(Entries with figure data)
+ + + + +
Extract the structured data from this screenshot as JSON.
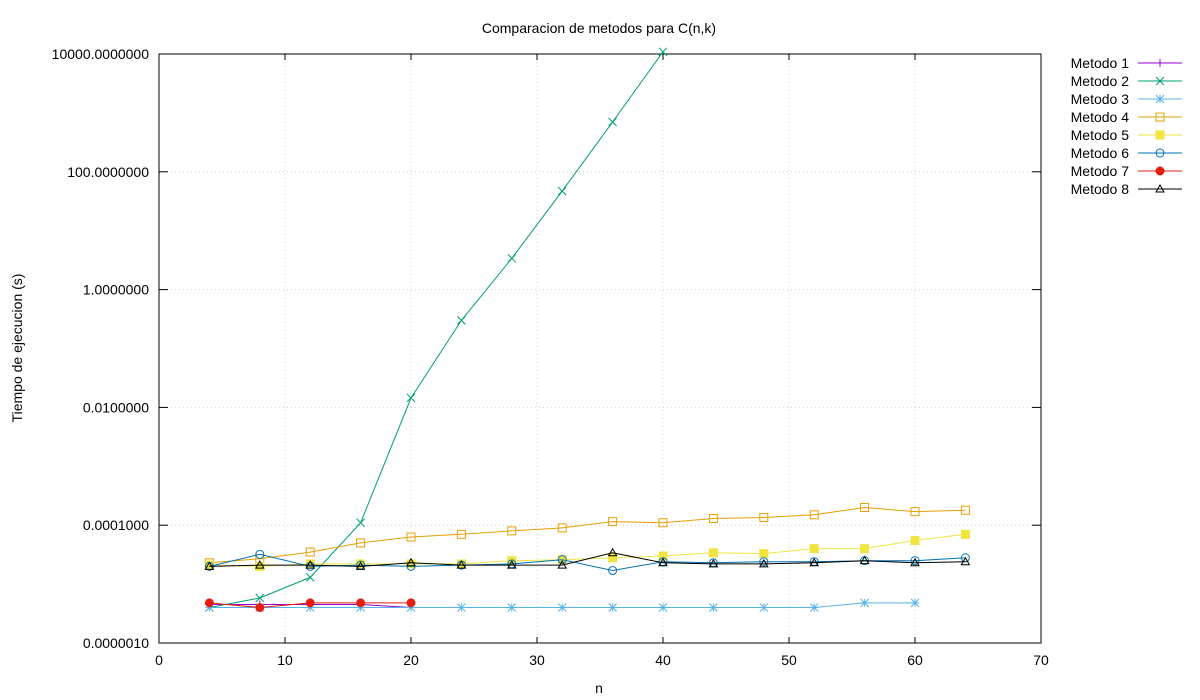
{
  "chart_data": {
    "type": "line",
    "title": "Comparacion de metodos para C(n,k)",
    "xlabel": "n",
    "ylabel": "Tiempo de ejecucion (s)",
    "xlim": [
      0,
      70
    ],
    "ylim": [
      1e-06,
      10000
    ],
    "yscale": "log",
    "grid": true,
    "legend_position": "outside-right",
    "xticks": [
      0,
      10,
      20,
      30,
      40,
      50,
      60,
      70
    ],
    "xtick_labels": [
      "0",
      "10",
      "20",
      "30",
      "40",
      "50",
      "60",
      "70"
    ],
    "yticks": [
      1e-06,
      0.0001,
      0.01,
      1,
      100,
      10000
    ],
    "ytick_labels": [
      "0.0000010",
      "0.0001000",
      "0.0100000",
      "1.0000000",
      "100.0000000",
      "10000.0000000"
    ],
    "series": [
      {
        "name": "Metodo 1",
        "color": "#9400d3",
        "marker": "plus",
        "x": [
          4,
          8,
          12,
          16,
          20
        ],
        "y": [
          4.5e-06,
          4.5e-06,
          4.5e-06,
          4.5e-06,
          4e-06
        ]
      },
      {
        "name": "Metodo 2",
        "color": "#009e73",
        "marker": "cross",
        "x": [
          4,
          8,
          12,
          16,
          20,
          24,
          28,
          32,
          36,
          40
        ],
        "y": [
          4e-06,
          5.8e-06,
          1.3e-05,
          0.00011,
          0.0145,
          0.3,
          3.4,
          47,
          700,
          10900
        ]
      },
      {
        "name": "Metodo 3",
        "color": "#56b4e9",
        "marker": "star",
        "x": [
          4,
          8,
          12,
          16,
          20,
          24,
          28,
          32,
          36,
          40,
          44,
          48,
          52,
          56,
          60
        ],
        "y": [
          4e-06,
          4e-06,
          4e-06,
          4e-06,
          4e-06,
          4e-06,
          4e-06,
          4e-06,
          4e-06,
          4e-06,
          4e-06,
          4e-06,
          4e-06,
          4.8e-06,
          4.8e-06
        ]
      },
      {
        "name": "Metodo 4",
        "color": "#e69f00",
        "marker": "square-open",
        "x": [
          4,
          8,
          12,
          16,
          20,
          24,
          28,
          32,
          36,
          40,
          44,
          48,
          52,
          56,
          60,
          64
        ],
        "y": [
          2.3e-05,
          2.7e-05,
          3.5e-05,
          5e-05,
          6.3e-05,
          7e-05,
          8e-05,
          9e-05,
          0.000115,
          0.00011,
          0.00013,
          0.000135,
          0.00015,
          0.0002,
          0.00017,
          0.00018
        ]
      },
      {
        "name": "Metodo 5",
        "color": "#f0e442",
        "marker": "square-filled",
        "x": [
          4,
          8,
          12,
          16,
          20,
          24,
          28,
          32,
          36,
          40,
          44,
          48,
          52,
          56,
          60,
          64
        ],
        "y": [
          2.1e-05,
          2e-05,
          2.2e-05,
          2.2e-05,
          2.2e-05,
          2.2e-05,
          2.5e-05,
          2.6e-05,
          2.8e-05,
          3e-05,
          3.4e-05,
          3.3e-05,
          4e-05,
          4e-05,
          5.5e-05,
          7e-05
        ]
      },
      {
        "name": "Metodo 6",
        "color": "#0072b2",
        "marker": "circle-open",
        "x": [
          4,
          8,
          12,
          16,
          20,
          24,
          28,
          32,
          36,
          40,
          44,
          48,
          52,
          56,
          60,
          64
        ],
        "y": [
          2e-05,
          3.2e-05,
          2e-05,
          2.1e-05,
          2e-05,
          2.1e-05,
          2.2e-05,
          2.6e-05,
          1.7e-05,
          2.4e-05,
          2.3e-05,
          2.4e-05,
          2.4e-05,
          2.5e-05,
          2.5e-05,
          2.8e-05
        ]
      },
      {
        "name": "Metodo 7",
        "color": "#e51e10",
        "marker": "circle-filled",
        "x": [
          4,
          8,
          12,
          16,
          20
        ],
        "y": [
          4.8e-06,
          4e-06,
          4.8e-06,
          4.8e-06,
          4.8e-06
        ]
      },
      {
        "name": "Metodo 8",
        "color": "#000000",
        "marker": "triangle-open",
        "x": [
          4,
          8,
          12,
          16,
          20,
          24,
          28,
          32,
          36,
          40,
          44,
          48,
          52,
          56,
          60,
          64
        ],
        "y": [
          2e-05,
          2.1e-05,
          2.1e-05,
          2e-05,
          2.3e-05,
          2.1e-05,
          2.1e-05,
          2.1e-05,
          3.4e-05,
          2.3e-05,
          2.2e-05,
          2.2e-05,
          2.3e-05,
          2.5e-05,
          2.3e-05,
          2.4e-05
        ]
      }
    ]
  }
}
+ + + + +
▶ **Requirements**: Using the material above, state how many lines include the string "color". Answer with a single number.

▶ **Response to the task**: 8